**Tasks and exercises**
A – In the GARAGE how-to, how often does the console output show the loss during training?
B – Please continue the GARAGE how-to from the point where it stops.

**Selection**
How-to: Run GARAGE

A recipe for running the full GARAGE pipeline on any dataset.

Goal

Generate synthetic scRNA-seq data using the GARAGE two-stage pipeline (GAT subsampling → GAN generation).

Prerequisites

  • Installation completed.

  • At least one dataset configured in config.pyDATASET_CONFIG.

Steps

1. Basic invocation

python -m data_generation.garage --dataset muraro

Replace muraro with yan, pollen, or cbmc for the built-in datasets, or your own registered dataset name.

2. Customise hyper-parameters

Edit config.pyGARAGE_DEFAULTS before running:

GARAGE_DEFAULTS = {
    "gan_total_iters": 30001,  # Train longer
    "leakage_fraction": 0.3,   # More GAT seeds
    "g_lr": 0.0001,            # Slower generator
    "d_lr": 0.0002,            # Slower discriminator
    # ... other params unchanged
}

3. Monitor training

Console output shows loss every 1000 iterations:

iter 0:    D_loss=1.231, G_loss=0.823
iter 1000: D_loss=0.752, G_loss=1.412
iter 5000: D_loss=0.611, G_loss=1.658
...

**Supplied information**
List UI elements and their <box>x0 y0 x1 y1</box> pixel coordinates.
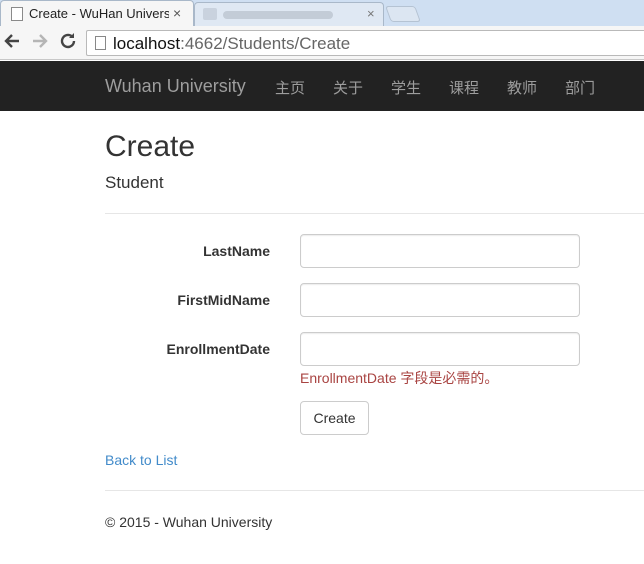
browser-tab-active[interactable]: Create - WuHan Univers × <box>0 0 194 26</box>
tab-close-icon[interactable]: × <box>367 6 375 21</box>
divider <box>105 213 644 214</box>
tab-title: Create - WuHan Univers <box>29 6 169 21</box>
tab-title-blurred <box>223 11 333 19</box>
nav-item-instructors[interactable]: 教师 <box>507 77 537 98</box>
nav-item-students[interactable]: 学生 <box>391 77 421 98</box>
enrollmentdate-label: EnrollmentDate <box>166 341 270 357</box>
reload-icon[interactable] <box>58 31 78 56</box>
page-title: Create <box>105 130 196 163</box>
enrollmentdate-validation-error: EnrollmentDate 字段是必需的。 <box>300 370 499 386</box>
lastname-label: LastName <box>203 243 270 259</box>
nav-item-departments[interactable]: 部门 <box>565 77 595 98</box>
back-arrow-icon[interactable] <box>2 31 22 56</box>
firstmidname-label: FirstMidName <box>177 292 270 308</box>
lastname-input[interactable] <box>300 234 580 268</box>
nav-item-about[interactable]: 关于 <box>333 77 363 98</box>
url-host: localhost <box>113 34 181 53</box>
site-navbar: Wuhan University 主页 关于 学生 课程 教师 部门 <box>0 61 644 111</box>
tab-close-icon[interactable]: × <box>173 5 181 21</box>
page-icon <box>95 36 106 50</box>
url-text: localhost:4662/Students/Create <box>113 34 350 54</box>
enrollmentdate-input[interactable] <box>300 332 580 366</box>
favicon-icon <box>11 7 23 21</box>
new-tab-button[interactable] <box>385 6 421 22</box>
browser-toolbar: localhost:4662/Students/Create <box>0 26 644 60</box>
footer-divider <box>105 490 644 491</box>
address-bar[interactable]: localhost:4662/Students/Create <box>86 30 644 56</box>
favicon-icon <box>203 8 217 20</box>
nav-item-courses[interactable]: 课程 <box>449 77 479 98</box>
page-subtitle: Student <box>105 173 164 192</box>
firstmidname-input[interactable] <box>300 283 580 317</box>
back-to-list-link[interactable]: Back to List <box>105 452 177 468</box>
forward-arrow-icon[interactable] <box>30 31 50 56</box>
url-path: :4662/Students/Create <box>180 34 351 53</box>
navbar-brand[interactable]: Wuhan University <box>105 76 246 97</box>
nav-item-home[interactable]: 主页 <box>275 77 305 98</box>
browser-tab-inactive[interactable]: × <box>194 2 384 26</box>
browser-tab-strip: Create - WuHan Univers × × <box>0 0 644 26</box>
footer-text: © 2015 - Wuhan University <box>105 514 273 530</box>
create-button[interactable]: Create <box>300 401 369 435</box>
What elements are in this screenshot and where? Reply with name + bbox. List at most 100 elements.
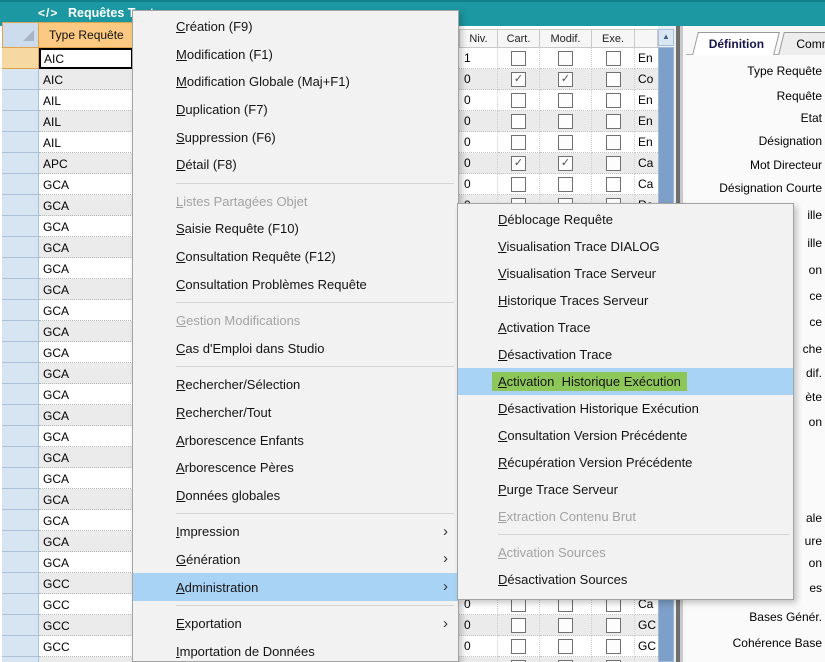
cell-type-requete[interactable]: GCA <box>39 237 133 258</box>
table-row[interactable]: GCA <box>2 216 133 237</box>
cell-type-requete[interactable]: GCA <box>39 195 133 216</box>
menu-item-importation-de-donn-es[interactable]: Importation de Données <box>133 637 458 662</box>
checkbox-cart[interactable] <box>511 51 526 66</box>
table-row[interactable]: GCC <box>2 573 133 594</box>
table-row[interactable]: GCA <box>2 405 133 426</box>
grid-row[interactable]: 0Nu <box>459 657 658 662</box>
row-selector[interactable] <box>2 48 39 69</box>
row-selector[interactable] <box>2 510 39 531</box>
menu-item-donn-es-globales[interactable]: Données globales <box>133 482 458 510</box>
table-row[interactable]: GCA <box>2 258 133 279</box>
table-row[interactable]: GCA <box>2 468 133 489</box>
grid-row[interactable]: 0 En <box>459 132 658 153</box>
table-row[interactable]: AIL <box>2 90 133 111</box>
cell-type-requete[interactable]: GCC <box>39 615 133 636</box>
menu-item-d-sactivation-sources[interactable]: Désactivation Sources <box>458 566 793 593</box>
column-header-exe[interactable]: Exe. <box>592 29 635 48</box>
column-header-type-requete[interactable]: Type Requête <box>39 22 133 48</box>
checkbox-modif[interactable] <box>558 93 573 108</box>
menu-item-d-sactivation-historique-ex-cution[interactable]: Désactivation Historique Exécution <box>458 395 793 422</box>
menu-item-gestion-modifications[interactable]: Gestion Modifications <box>133 307 458 335</box>
menu-item-extraction-contenu-brut[interactable]: Extraction Contenu Brut <box>458 503 793 530</box>
table-row[interactable]: GCA <box>2 447 133 468</box>
cell-niv[interactable]: 0 <box>459 69 498 90</box>
cell-type-requete[interactable]: GCC <box>39 636 133 657</box>
table-row[interactable]: AIL <box>2 132 133 153</box>
cell-niv[interactable]: 0 <box>459 657 498 662</box>
checkbox-cart[interactable] <box>511 93 526 108</box>
checkbox-cart[interactable] <box>511 177 526 192</box>
checkbox-modif[interactable] <box>558 135 573 150</box>
row-selector[interactable] <box>2 552 39 573</box>
grid-row[interactable]: 0 En <box>459 111 658 132</box>
cell-niv[interactable]: 1 <box>459 48 498 69</box>
cell-type-requete[interactable]: AIL <box>39 90 133 111</box>
cell-status[interactable]: En <box>635 111 658 132</box>
row-selector[interactable] <box>2 363 39 384</box>
menu-item-activation-sources[interactable]: Activation Sources <box>458 539 793 566</box>
menu-item-listes-partag-es-objet[interactable]: Listes Partagées Objet <box>133 188 458 216</box>
row-selector[interactable] <box>2 405 39 426</box>
table-row[interactable]: AIC <box>2 48 133 69</box>
grid-row[interactable]: 0En <box>459 90 658 111</box>
cell-status[interactable]: En <box>635 132 658 153</box>
row-selector[interactable] <box>2 111 39 132</box>
cell-type-requete[interactable]: GCA <box>39 216 133 237</box>
row-selector[interactable] <box>2 279 39 300</box>
table-row[interactable]: GCA <box>2 384 133 405</box>
table-row[interactable]: GCA <box>2 342 133 363</box>
table-row[interactable]: GCC <box>2 657 133 662</box>
checkbox-modif[interactable] <box>558 114 573 129</box>
checkbox-exe[interactable] <box>606 93 621 108</box>
cell-niv[interactable]: 0 <box>459 111 498 132</box>
table-row[interactable]: AIL <box>2 111 133 132</box>
menu-item-cr-ation-f9[interactable]: Création (F9) <box>133 13 458 41</box>
menu-item-d-blocage-requ-te[interactable]: Déblocage Requête <box>458 206 793 233</box>
checkbox-cart[interactable]: ✓ <box>511 72 526 87</box>
checkbox-modif[interactable] <box>558 639 573 654</box>
checkbox-exe[interactable] <box>606 135 621 150</box>
cell-type-requete[interactable]: GCA <box>39 384 133 405</box>
checkbox-cart[interactable] <box>511 135 526 150</box>
row-selector[interactable] <box>2 489 39 510</box>
checkbox-cart[interactable] <box>511 639 526 654</box>
row-selector[interactable] <box>2 342 39 363</box>
table-row[interactable]: GCA <box>2 321 133 342</box>
checkbox-modif[interactable] <box>558 618 573 633</box>
checkbox-modif[interactable]: ✓ <box>558 156 573 171</box>
checkbox-exe[interactable] <box>606 114 621 129</box>
column-header-modif[interactable]: Modif. <box>540 29 592 48</box>
menu-item-arborescence-enfants[interactable]: Arborescence Enfants <box>133 426 458 454</box>
table-row[interactable]: GCA <box>2 237 133 258</box>
cell-niv[interactable]: 0 <box>459 615 498 636</box>
cell-niv[interactable]: 0 <box>459 153 498 174</box>
cell-type-requete[interactable]: GCA <box>39 363 133 384</box>
cell-status[interactable]: En <box>635 48 658 69</box>
checkbox-exe[interactable] <box>606 72 621 87</box>
row-selector[interactable] <box>2 237 39 258</box>
table-row[interactable]: GCC <box>2 636 133 657</box>
column-header-cart[interactable]: Cart. <box>498 29 540 48</box>
cell-status[interactable]: En <box>635 90 658 111</box>
tab-commentaire[interactable]: Comme <box>778 32 825 55</box>
menu-item-consultation-version-pr-c-dente[interactable]: Consultation Version Précédente <box>458 422 793 449</box>
cell-type-requete[interactable]: AIC <box>39 48 133 69</box>
row-selector[interactable] <box>2 90 39 111</box>
menu-item-d-sactivation-trace[interactable]: Désactivation Trace <box>458 341 793 368</box>
checkbox-cart[interactable] <box>511 618 526 633</box>
cell-type-requete[interactable]: GCA <box>39 531 133 552</box>
cell-niv[interactable]: 0 <box>459 132 498 153</box>
cell-type-requete[interactable]: GCC <box>39 657 133 662</box>
menu-item-historique-traces-serveur[interactable]: Historique Traces Serveur <box>458 287 793 314</box>
table-row[interactable]: GCA <box>2 363 133 384</box>
checkbox-exe[interactable] <box>606 639 621 654</box>
cell-status[interactable]: GC <box>635 636 658 657</box>
checkbox-modif[interactable] <box>558 51 573 66</box>
grid-row[interactable]: 1 En <box>459 48 658 69</box>
menu-item-modification-f1[interactable]: Modification (F1) <box>133 41 458 69</box>
menu-item-duplication-f7[interactable]: Duplication (F7) <box>133 96 458 124</box>
cell-niv[interactable]: 0 <box>459 636 498 657</box>
menu-item-modification-globale-maj-f1[interactable]: Modification Globale (Maj+F1) <box>133 68 458 96</box>
table-row[interactable]: GCC <box>2 615 133 636</box>
menu-item-activation-trace[interactable]: Activation Trace <box>458 314 793 341</box>
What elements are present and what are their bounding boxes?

**Answers provided**
A – Every 1000 iterations.

B –
  • G_loss increasing slightly is expected early on as the generator learns.

  • D_loss oscillating (> 1.0 swings) indicates training instability — reduce learning rates.

  • G_loss diverging (→ ∞) — reduce d_lr or increase nd_steps.

4. Running on multiple datasets

for d in yan pollen cbmc muraro; do
    python -m data_generation.garage --dataset $d
done

Output

Generated data is saved to data/gen_data/<dataset>_data_mixdata_iter3_top_426.csv.

Training losses are saved to results/losses_<dataset>.csv.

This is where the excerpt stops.